**Your instructions:**
Reproduce all entries verbatim, with nothing added or dropped.

(Source data)
◆ ◆ ◆

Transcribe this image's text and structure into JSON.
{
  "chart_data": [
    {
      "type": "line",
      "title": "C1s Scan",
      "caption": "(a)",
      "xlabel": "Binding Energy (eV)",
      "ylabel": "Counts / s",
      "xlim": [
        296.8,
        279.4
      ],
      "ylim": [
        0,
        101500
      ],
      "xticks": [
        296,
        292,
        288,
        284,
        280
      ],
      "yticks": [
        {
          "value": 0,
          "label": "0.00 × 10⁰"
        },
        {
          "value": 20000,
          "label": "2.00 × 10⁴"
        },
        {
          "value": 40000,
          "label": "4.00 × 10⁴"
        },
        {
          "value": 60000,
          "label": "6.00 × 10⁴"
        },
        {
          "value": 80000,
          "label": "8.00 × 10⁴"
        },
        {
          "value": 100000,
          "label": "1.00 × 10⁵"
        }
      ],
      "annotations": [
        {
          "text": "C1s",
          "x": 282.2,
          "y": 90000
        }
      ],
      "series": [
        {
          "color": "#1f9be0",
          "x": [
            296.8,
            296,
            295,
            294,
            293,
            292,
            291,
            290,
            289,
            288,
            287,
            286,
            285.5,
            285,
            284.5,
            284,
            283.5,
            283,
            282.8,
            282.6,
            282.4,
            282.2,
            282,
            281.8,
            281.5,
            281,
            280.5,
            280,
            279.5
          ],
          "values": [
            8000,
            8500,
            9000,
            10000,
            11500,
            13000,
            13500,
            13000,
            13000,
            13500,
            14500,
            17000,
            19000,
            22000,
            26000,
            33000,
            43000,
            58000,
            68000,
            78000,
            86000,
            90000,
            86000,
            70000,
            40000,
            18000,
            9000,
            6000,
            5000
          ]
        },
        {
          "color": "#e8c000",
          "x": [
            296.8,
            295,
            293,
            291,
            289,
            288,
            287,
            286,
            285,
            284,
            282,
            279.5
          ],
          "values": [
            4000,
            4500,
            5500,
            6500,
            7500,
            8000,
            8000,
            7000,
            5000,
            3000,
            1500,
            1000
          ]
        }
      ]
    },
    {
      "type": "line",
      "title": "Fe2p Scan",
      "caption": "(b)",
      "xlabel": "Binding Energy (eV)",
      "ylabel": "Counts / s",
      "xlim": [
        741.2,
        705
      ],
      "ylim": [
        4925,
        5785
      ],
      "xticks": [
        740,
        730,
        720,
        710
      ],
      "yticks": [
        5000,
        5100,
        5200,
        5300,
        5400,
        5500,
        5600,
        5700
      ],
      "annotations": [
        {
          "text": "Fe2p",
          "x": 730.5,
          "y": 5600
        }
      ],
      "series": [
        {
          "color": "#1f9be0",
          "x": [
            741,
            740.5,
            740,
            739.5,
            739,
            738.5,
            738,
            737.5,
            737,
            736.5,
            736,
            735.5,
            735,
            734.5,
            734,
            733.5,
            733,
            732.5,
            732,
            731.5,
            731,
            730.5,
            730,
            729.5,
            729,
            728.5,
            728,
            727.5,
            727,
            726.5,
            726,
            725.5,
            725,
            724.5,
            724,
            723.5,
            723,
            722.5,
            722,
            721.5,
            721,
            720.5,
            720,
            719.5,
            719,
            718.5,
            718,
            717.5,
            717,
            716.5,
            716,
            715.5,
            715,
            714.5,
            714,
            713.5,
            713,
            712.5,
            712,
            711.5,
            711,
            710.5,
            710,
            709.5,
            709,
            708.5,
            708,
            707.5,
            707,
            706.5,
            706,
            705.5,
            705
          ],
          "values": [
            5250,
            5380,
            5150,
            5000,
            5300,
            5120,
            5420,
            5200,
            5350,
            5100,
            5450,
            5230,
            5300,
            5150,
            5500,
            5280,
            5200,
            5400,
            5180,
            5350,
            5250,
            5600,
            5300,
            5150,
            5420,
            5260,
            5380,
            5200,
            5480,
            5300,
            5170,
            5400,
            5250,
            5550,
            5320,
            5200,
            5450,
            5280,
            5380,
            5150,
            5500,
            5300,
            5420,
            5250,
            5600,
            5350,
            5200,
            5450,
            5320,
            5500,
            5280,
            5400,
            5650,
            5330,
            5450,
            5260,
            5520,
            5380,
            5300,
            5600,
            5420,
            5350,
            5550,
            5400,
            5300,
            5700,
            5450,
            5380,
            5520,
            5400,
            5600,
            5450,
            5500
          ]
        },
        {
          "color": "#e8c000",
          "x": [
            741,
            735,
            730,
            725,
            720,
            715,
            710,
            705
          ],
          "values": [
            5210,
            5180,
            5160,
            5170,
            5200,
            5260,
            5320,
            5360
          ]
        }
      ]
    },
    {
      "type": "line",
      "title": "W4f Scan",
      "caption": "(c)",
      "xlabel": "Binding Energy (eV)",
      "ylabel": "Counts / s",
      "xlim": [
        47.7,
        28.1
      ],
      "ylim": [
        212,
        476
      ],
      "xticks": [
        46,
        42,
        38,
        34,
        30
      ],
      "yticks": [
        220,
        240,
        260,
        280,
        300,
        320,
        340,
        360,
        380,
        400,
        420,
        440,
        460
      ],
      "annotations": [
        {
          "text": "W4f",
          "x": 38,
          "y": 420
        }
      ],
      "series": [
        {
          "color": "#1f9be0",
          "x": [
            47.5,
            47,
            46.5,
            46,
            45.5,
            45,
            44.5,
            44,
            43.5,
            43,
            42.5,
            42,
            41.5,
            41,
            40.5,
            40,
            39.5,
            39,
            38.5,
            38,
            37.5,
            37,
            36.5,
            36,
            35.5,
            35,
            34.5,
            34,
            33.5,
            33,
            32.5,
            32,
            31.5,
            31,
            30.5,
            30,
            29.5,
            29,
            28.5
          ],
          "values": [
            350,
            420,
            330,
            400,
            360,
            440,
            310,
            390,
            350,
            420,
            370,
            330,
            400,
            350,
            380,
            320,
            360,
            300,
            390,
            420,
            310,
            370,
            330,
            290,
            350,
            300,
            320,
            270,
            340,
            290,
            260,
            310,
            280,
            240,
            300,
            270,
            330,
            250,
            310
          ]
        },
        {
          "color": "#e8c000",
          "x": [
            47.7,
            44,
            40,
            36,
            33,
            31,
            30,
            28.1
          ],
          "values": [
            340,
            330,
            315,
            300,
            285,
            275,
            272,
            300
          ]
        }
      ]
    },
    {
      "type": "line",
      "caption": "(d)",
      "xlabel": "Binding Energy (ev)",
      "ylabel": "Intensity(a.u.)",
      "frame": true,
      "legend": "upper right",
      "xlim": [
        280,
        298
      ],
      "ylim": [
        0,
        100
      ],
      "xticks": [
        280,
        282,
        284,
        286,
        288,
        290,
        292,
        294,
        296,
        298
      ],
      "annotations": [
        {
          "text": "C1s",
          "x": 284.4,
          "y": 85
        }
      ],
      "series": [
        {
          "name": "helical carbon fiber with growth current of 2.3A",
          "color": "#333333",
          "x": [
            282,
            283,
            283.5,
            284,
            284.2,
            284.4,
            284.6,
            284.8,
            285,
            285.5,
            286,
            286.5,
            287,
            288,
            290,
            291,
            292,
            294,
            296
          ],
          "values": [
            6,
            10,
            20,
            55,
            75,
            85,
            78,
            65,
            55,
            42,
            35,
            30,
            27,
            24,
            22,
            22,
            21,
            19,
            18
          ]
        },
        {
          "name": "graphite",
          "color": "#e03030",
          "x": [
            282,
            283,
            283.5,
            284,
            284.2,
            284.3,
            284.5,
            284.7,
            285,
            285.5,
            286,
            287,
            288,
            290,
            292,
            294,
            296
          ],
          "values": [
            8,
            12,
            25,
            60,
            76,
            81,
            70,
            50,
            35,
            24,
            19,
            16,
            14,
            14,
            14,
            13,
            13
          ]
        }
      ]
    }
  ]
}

◆ ◆ ◆

**Correct response:**
Transcribe this image's text and structure into JSON.
{
  "chart_data": [
    {
      "type": "line",
      "title": "C1s Scan",
      "caption": "(a)",
      "xlabel": "Binding Energy (eV)",
      "ylabel": "Counts / s",
      "xlim": [
        296.8,
        279.4
      ],
      "ylim": [
        0,
        101500
      ],
      "xticks": [
        296,
        292,
        288,
        284,
        280
      ],
      "yticks": [
        {
          "value": 0,
          "label": "0.00 × 10⁰"
        },
        {
          "value": 20000,
          "label": "2.00 × 10⁴"
        },
        {
          "value": 40000,
          "label": "4.00 × 10⁴"
        },
        {
          "value": 60000,
          "label": "6.00 × 10⁴"
        },
        {
          "value": 80000,
          "label": "8.00 × 10⁴"
        },
        {
          "value": 100000,
          "label": "1.00 × 10⁵"
        }
      ],
      "annotations": [
        {
          "text": "C1s",
          "x": 282.2,
          "y": 90000
        }
      ],
      "series": [
        {
          "color": "#1f9be0",
          "x": [
            296.8,
            296,
            295,
            294,
            293,
            292,
            291,
            290,
            289,
            288,
            287,
            286,
            285.5,
            285,
            284.5,
            284,
            283.5,
            283,
            282.8,
            282.6,
            282.4,
            282.2,
            282,
            281.8,
            281.5,
            281,
            280.5,
            280,
            279.5
          ],
          "values": [
            8000,
            8500,
            9000,
            10000,
            11500,
            13000,
            13500,
            13000,
            13000,
            13500,
            14500,
            17000,
            19000,
            22000,
            26000,
            33000,
            43000,
            58000,
            68000,
            78000,
            86000,
            90000,
            86000,
            70000,
            40000,
            18000,
            9000,
            6000,
            5000
          ]
        },
        {
          "color": "#e8c000",
          "x": [
            296.8,
            295,
            293,
            291,
            289,
            288,
            287,
            286,
            285,
            284,
            282,
            279.5
          ],
          "values": [
            4000,
            4500,
            5500,
            6500,
            7500,
            8000,
            8000,
            7000,
            5000,
            3000,
            1500,
            1000
          ]
        }
      ]
    },
    {
      "type": "line",
      "title": "Fe2p Scan",
      "caption": "(b)",
      "xlabel": "Binding Energy (eV)",
      "ylabel": "Counts / s",
      "xlim": [
        741.2,
        705
      ],
      "ylim": [
        4925,
        5785
      ],
      "xticks": [
        740,
        730,
        720,
        710
      ],
      "yticks": [
        5000,
        5100,
        5200,
        5300,
        5400,
        5500,
        5600,
        5700
      ],
      "annotations": [
        {
          "text": "Fe2p",
          "x": 730.5,
          "y": 5600
        }
      ],
      "series": [
        {
          "color": "#1f9be0",
          "x": [
            741,
            740.5,
            740,
            739.5,
            739,
            738.5,
            738,
            737.5,
            737,
            736.5,
            736,
            735.5,
            735,
            734.5,
            734,
            733.5,
            733,
            732.5,
            732,
            731.5,
            731,
            730.5,
            730,
            729.5,
            729,
            728.5,
            728,
            727.5,
            727,
            726.5,
            726,
            725.5,
            725,
            724.5,
            724,
            723.5,
            723,
            722.5,
            722,
            721.5,
            721,
            720.5,
            720,
            719.5,
            719,
            718.5,
            718,
            717.5,
            717,
            716.5,
            716,
            715.5,
            715,
            714.5,
            714,
            713.5,
            713,
            712.5,
            712,
            711.5,
            711,
            710.5,
            710,
            709.5,
            709,
            708.5,
            708,
            707.5,
            707,
            706.5,
            706,
            705.5,
            705
          ],
          "values": [
            5250,
            5380,
            5150,
            5000,
            5300,
            5120,
            5420,
            5200,
            5350,
            5100,
            5450,
            5230,
            5300,
            5150,
            5500,
            5280,
            5200,
            5400,
            5180,
            5350,
            5250,
            5600,
            5300,
            5150,
            5420,
            5260,
            5380,
            5200,
            5480,
            5300,
            5170,
            5400,
            5250,
            5550,
            5320,
            5200,
            5450,
            5280,
            5380,
            5150,
            5500,
            5300,
            5420,
            5250,
            5600,
            5350,
            5200,
            5450,
            5320,
            5500,
            5280,
            5400,
            5650,
            5330,
            5450,
            5260,
            5520,
            5380,
            5300,
            5600,
            5420,
            5350,
            5550,
            5400,
            5300,
            5700,
            5450,
            5380,
            5520,
            5400,
            5600,
            5450,
            5500
          ]
        },
        {
          "color": "#e8c000",
          "x": [
            741,
            735,
            730,
            725,
            720,
            715,
            710,
            705
          ],
          "values": [
            5210,
            5180,
            5160,
            5170,
            5200,
            5260,
            5320,
            5360
          ]
        }
      ]
    },
    {
      "type": "line",
      "title": "W4f Scan",
      "caption": "(c)",
      "xlabel": "Binding Energy (eV)",
      "ylabel": "Counts / s",
      "xlim": [
        47.7,
        28.1
      ],
      "ylim": [
        212,
        476
      ],
      "xticks": [
        46,
        42,
        38,
        34,
        30
      ],
      "yticks": [
        220,
        240,
        260,
        280,
        300,
        320,
        340,
        360,
        380,
        400,
        420,
        440,
        460
      ],
      "annotations": [
        {
          "text": "W4f",
          "x": 38,
          "y": 420
        }
      ],
      "series": [
        {
          "color": "#1f9be0",
          "x": [
            47.5,
            47,
            46.5,
            46,
            45.5,
            45,
            44.5,
            44,
            43.5,
            43,
            42.5,
            42,
            41.5,
            41,
            40.5,
            40,
            39.5,
            39,
            38.5,
            38,
            37.5,
            37,
            36.5,
            36,
            35.5,
            35,
            34.5,
            34,
            33.5,
            33,
            32.5,
            32,
            31.5,
            31,
            30.5,
            30,
            29.5,
            29,
            28.5
          ],
          "values": [
            350,
            420,
            330,
            400,
            360,
            440,
            310,
            390,
            350,
            420,
            370,
            330,
            400,
            350,
            380,
            320,
            360,
            300,
            390,
            420,
            310,
            370,
            330,
            290,
            350,
            300,
            320,
            270,
            340,
            290,
            260,
            310,
            280,
            240,
            300,
            270,
            330,
            250,
            310
          ]
        },
        {
          "color": "#e8c000",
          "x": [
            47.7,
            44,
            40,
            36,
            33,
            31,
            30,
            28.1
          ],
          "values": [
            340,
            330,
            315,
            300,
            285,
            275,
            272,
            300
          ]
        }
      ]
    },
    {
      "type": "line",
      "caption": "(d)",
      "xlabel": "Binding Energy (ev)",
      "ylabel": "Intensity(a.u.)",
      "frame": true,
      "legend": "upper right",
      "xlim": [
        280,
        298
      ],
      "ylim": [
        0,
        100
      ],
      "xticks": [
        280,
        282,
        284,
        286,
        288,
        290,
        292,
        294,
        296,
        298
      ],
      "annotations": [
        {
          "text": "C1s",
          "x": 284.4,
          "y": 85
        }
      ],
      "series": [
        {
          "name": "helical carbon fiber with growth current of 2.3A",
          "color": "#333333",
          "x": [
            282,
            283,
            283.5,
            284,
            284.2,
            284.4,
            284.6,
            284.8,
            285,
            285.5,
            286,
            286.5,
            287,
            288,
            290,
            291,
            292,
            294,
            296
          ],
          "values": [
            6,
            10,
            20,
            55,
            75,
            85,
            78,
            65,
            55,
            42,
            35,
            30,
            27,
            24,
            22,
            22,
            21,
            19,
            18
          ]
        },
        {
          "name": "graphite",
          "color": "#e03030",
          "x": [
            282,
            283,
            283.5,
            284,
            284.2,
            284.3,
            284.5,
            284.7,
            285,
            285.5,
            286,
            287,
            288,
            290,
            292,
            294,
            296
          ],
          "values": [
            8,
            12,
            25,
            60,
            76,
            81,
            70,
            50,
            35,
            24,
            19,
            16,
            14,
            14,
            14,
            13,
            13
          ]
        }
      ]
    }
  ]
}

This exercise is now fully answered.